• **Given request**:
Search the records below for the word "carbon" and show every line where it occurs.

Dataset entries
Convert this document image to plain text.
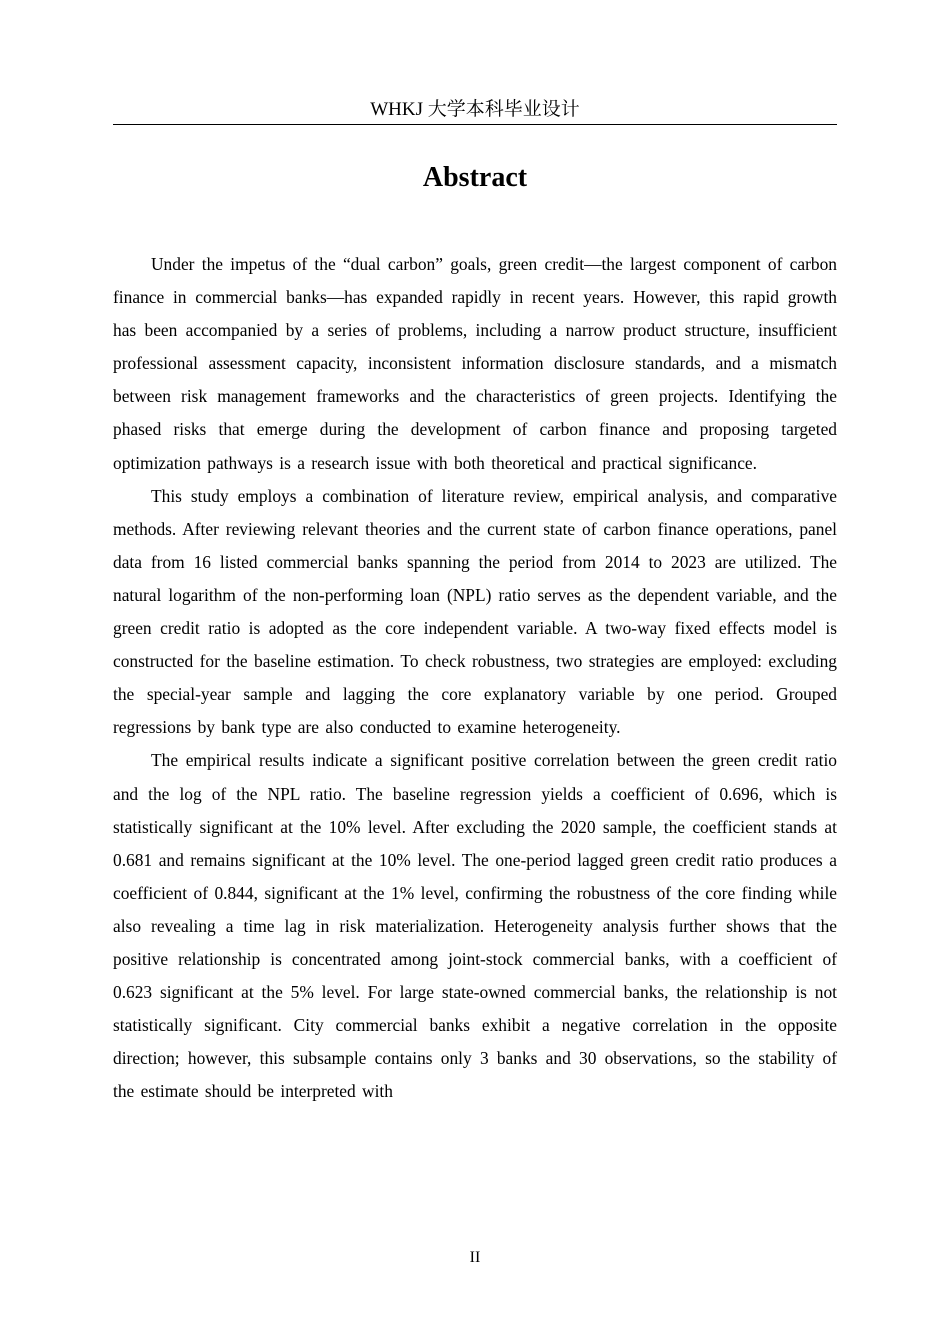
WHKJ 大学本科毕业设计
Abstract

Under the impetus of the “dual carbon” goals, green credit—the largest component of carbon finance in commercial banks—has expanded rapidly in recent years. However, this rapid growth has been accompanied by a series of problems, including a narrow product structure, insufficient professional assessment capacity, inconsistent information disclosure standards, and a mismatch between risk management frameworks and the characteristics of green projects. Identifying the phased risks that emerge during the development of carbon finance and proposing targeted optimization pathways is a research issue with both theoretical and practical significance.

This study employs a combination of literature review, empirical analysis, and comparative methods. After reviewing relevant theories and the current state of carbon finance operations, panel data from 16 listed commercial banks spanning the period from 2014 to 2023 are utilized. The natural logarithm of the non-performing loan (NPL) ratio serves as the dependent variable, and the green credit ratio is adopted as the core independent variable. A two-way fixed effects model is constructed for the baseline estimation. To check robustness, two strategies are employed: excluding the special-year sample and lagging the core explanatory variable by one period. Grouped regressions by bank type are also conducted to examine heterogeneity.

The empirical results indicate a significant positive correlation between the green credit ratio and the log of the NPL ratio. The baseline regression yields a coefficient of 0.696, which is statistically significant at the 10% level. After excluding the 2020 sample, the coefficient stands at 0.681 and remains significant at the 10% level. The one-period lagged green credit ratio produces a coefficient of 0.844, significant at the 1% level, confirming the robustness of the core finding while also revealing a time lag in risk materialization. Heterogeneity analysis further shows that the positive relationship is concentrated among joint-stock commercial banks, with a coefficient of 0.623 significant at the 5% level. For large state-owned commercial banks, the relationship is not statistically significant. City commercial banks exhibit a negative correlation in the opposite direction; however, this subsample contains only 3 banks and 30 observations, so the stability of the estimate should be interpreted with

II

• **Result for this exercise**:
Under the impetus of the “dual carbon” goals, green credit—the largest component of carbon finance in commercial banks—has expanded rapidly in recent years. However, this rapid growth has been accompanied by a series of problems, including a narrow product structure, insufficient professional assessment capacity, inconsistent information disclosure standards, and a mismatch between risk management frameworks and the characteristics of green projects. Identifying the phased risks that emerge during the development of carbon finance and proposing targeted optimization pathways is a research issue with both theoretical and practical significance.
This study employs a combination of literature review, empirical analysis, and comparative methods. After reviewing relevant theories and the current state of carbon finance operations, panel data from 16 listed commercial banks spanning the period from 2014 to 2023 are utilized. The natural logarithm of the non-performing loan (NPL) ratio serves as the dependent variable, and the green credit ratio is adopted as the core independent variable. A two-way fixed effects model is constructed for the baseline estimation. To check robustness, two strategies are employed: excluding the special-year sample and lagging the core explanatory variable by one period. Grouped regressions by bank type are also conducted to examine heterogeneity.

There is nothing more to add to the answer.